Tickets for Roger Daltrey’s “Use It or Lose It Tour” will come to Ruth Eckerd Hall on November 30th at 8:00pm. Tickets are on sale now.
As lead singer for The Who, he’s lent his Olympian pipes to a staggering array of enduring rock ‘n’ roll anthems. And with plans for the band’s next tour still up in the air, Daltrey decided a solo jaunt – his first since 1985 – would be just the thing “to keep my voice in trim, so I’ll be ready,” he explains. “Those songs demand a lot of voice!”
Daltrey will be joined onstage by a longtime collaborator, guitarist/backup singer Simon Townshend (“His harmonies work beautifully with my voice,” Daltrey notes), and a stellar crew of American players, including guitarist/musical director Frank Simes, keyboardist Loren Gold, bassist Jon Button and drummer Scott Devours.

§ **Data to examine**

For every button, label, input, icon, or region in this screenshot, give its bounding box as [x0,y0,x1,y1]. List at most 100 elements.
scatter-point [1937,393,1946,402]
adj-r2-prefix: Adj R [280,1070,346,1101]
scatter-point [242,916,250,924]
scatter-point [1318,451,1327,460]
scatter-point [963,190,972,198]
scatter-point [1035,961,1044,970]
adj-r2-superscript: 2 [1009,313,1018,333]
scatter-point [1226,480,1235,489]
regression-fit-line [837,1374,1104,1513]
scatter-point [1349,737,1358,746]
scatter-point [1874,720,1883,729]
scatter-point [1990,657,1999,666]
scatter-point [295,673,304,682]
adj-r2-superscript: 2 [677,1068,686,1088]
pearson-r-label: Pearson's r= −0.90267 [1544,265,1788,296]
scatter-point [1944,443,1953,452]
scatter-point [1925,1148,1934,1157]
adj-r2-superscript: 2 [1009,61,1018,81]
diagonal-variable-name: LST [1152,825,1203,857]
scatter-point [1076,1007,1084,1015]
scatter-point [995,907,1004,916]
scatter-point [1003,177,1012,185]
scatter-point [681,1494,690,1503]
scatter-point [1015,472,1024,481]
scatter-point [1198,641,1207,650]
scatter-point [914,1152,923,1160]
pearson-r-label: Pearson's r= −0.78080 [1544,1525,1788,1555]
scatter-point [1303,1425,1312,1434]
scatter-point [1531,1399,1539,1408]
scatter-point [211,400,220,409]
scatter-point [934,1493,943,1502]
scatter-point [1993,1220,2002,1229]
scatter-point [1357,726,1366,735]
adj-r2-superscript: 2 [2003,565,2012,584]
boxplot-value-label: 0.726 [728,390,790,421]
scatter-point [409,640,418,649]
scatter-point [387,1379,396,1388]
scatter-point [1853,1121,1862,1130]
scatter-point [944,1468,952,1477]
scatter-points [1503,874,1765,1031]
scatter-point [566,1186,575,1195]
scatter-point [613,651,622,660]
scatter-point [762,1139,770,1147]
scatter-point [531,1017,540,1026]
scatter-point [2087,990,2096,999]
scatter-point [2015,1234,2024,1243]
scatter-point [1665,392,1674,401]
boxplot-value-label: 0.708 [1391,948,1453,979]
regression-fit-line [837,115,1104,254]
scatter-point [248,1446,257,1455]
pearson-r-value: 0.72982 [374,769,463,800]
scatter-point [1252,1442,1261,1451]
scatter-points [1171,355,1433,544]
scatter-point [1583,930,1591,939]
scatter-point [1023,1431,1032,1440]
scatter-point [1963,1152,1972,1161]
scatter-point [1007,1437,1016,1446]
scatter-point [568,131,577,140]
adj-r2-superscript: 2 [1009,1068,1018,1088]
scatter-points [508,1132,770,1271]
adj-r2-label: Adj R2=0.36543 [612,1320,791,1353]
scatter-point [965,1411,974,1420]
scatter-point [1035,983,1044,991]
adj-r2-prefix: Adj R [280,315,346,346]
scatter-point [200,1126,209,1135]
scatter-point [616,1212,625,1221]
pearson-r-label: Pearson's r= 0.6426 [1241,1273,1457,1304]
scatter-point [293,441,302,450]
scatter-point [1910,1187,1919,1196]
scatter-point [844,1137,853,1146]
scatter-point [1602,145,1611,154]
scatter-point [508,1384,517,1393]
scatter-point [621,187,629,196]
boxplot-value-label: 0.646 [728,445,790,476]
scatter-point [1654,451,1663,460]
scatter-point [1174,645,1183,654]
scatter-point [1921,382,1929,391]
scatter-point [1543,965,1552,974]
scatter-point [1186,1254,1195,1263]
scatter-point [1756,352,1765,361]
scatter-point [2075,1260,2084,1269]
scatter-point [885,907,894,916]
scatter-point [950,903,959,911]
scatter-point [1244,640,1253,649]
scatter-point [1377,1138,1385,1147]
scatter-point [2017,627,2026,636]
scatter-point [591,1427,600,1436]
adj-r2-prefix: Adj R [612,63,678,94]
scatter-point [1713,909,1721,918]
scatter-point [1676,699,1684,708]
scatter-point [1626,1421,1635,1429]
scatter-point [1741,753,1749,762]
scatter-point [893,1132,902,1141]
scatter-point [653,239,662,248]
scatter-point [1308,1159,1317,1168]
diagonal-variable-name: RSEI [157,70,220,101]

§ **Apply what you read**
[A] For the Roger Daltrey tour announcement, decide whether each statement agrees with it: (i) The tour is Daltrey's first solo tour since 1985. (ii) Simon Townshend plays keyboards in the band. (iii) The Ruth Eckerd Hall show begins at 8:00pm. Answer yes or no for each, quoting the deciding words.
[B] Resume the Roger Daltrey tour announcement, starting right after its final sentence about the band members.

§ **Task answers**
[A]
(i) Yes: "his first since 1985"
(ii) No: "guitarist/backup singer Simon Townshend"
(iii) Yes: "on November 30th at 8:00pm"

[B]
Promising a healthy serving of Who songs (“but they’ll be my versions of them”), solo material – including some songs he’s never played live – and covers that pay tribute to his influences and admired contemporaries, Daltrey relishes the chance to showcase dimensions of his vocal ability that even longtime fans haven’t yet experienced. “I think I have one of those unique, recognizable rock voices,” he ventures with typical understatement. “Even in a Who show there’s enormous range, but this show will give me an even greater opportunity to explore.”
Although he prefers to keep his set lists a surprise, it’s no secret that Daltrey has over the years performed songs by the likes of Paul McCartney, Bruce Springsteen and Queen, among others, alongside favorites from his Who and solo catalogs.
Time declared Daltrey a European Hero in 2003 for his work with Teenage Cancer Trust, among other charities; he was made a Commander of the Order of the British Empire in 2004. Along with Pete Townshend, the singer was a recipient at the 2008 Kennedy Center Honors.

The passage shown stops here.